## Exercise goal
Your answer must consist solely of the number of lines that contain the word "Promoter".
BEGIN Data to process
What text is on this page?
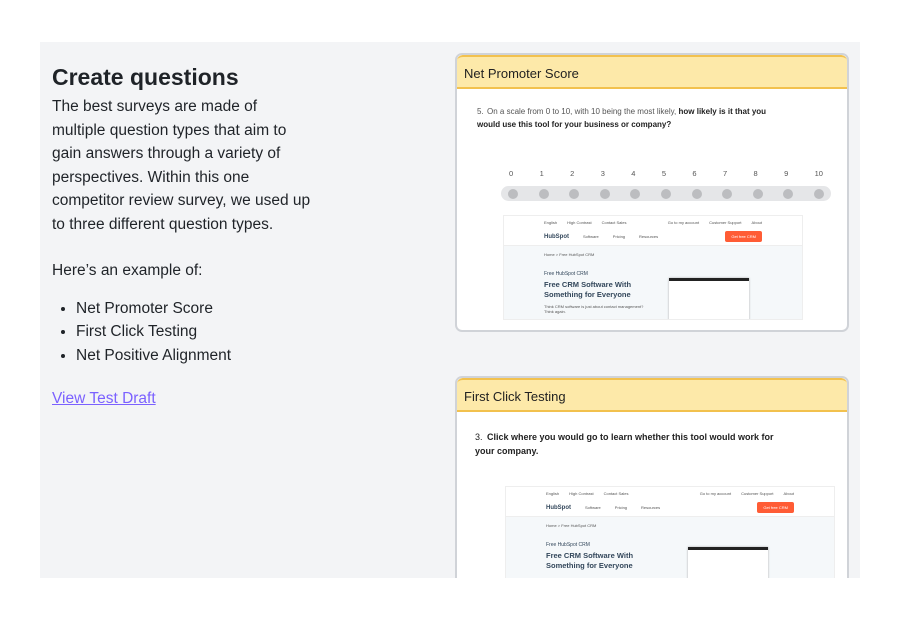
Create questions

The best surveys are made of multiple question types that aim to gain answers through a variety of perspectives. Within this one competitor review survey, we used up to three different question types.

Here’s an example of:

• Net Promoter Score
• First Click Testing
• Net Positive Alignment
View Test Draft
Net Promoter Score
5. On a scale from 0 to 10, with 10 being the most likely, how likely is it that you would use this tool for your business or company?
0	1	2	3	4	5	6	7	8	9	10
English	High Contrast	Contact Sales	Go to my account	Customer Support	About
HubSpot	Software	Pricing	Resources	Get free CRM
Home > Free HubSpot CRM
Free HubSpot CRM
Free CRM Software With Something for Everyone
Think CRM software is just about contact management? Think again.
First Click Testing
3. Click where you would go to learn whether this tool would work for your company.
English	High Contrast	Contact Sales	Go to my account	Customer Support	About
HubSpot	Software	Pricing	Resources	Get free CRM
Home > Free HubSpot CRM
Free HubSpot CRM
Free CRM Software With Something for Everyone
END Data to process
## Answer to the problem
2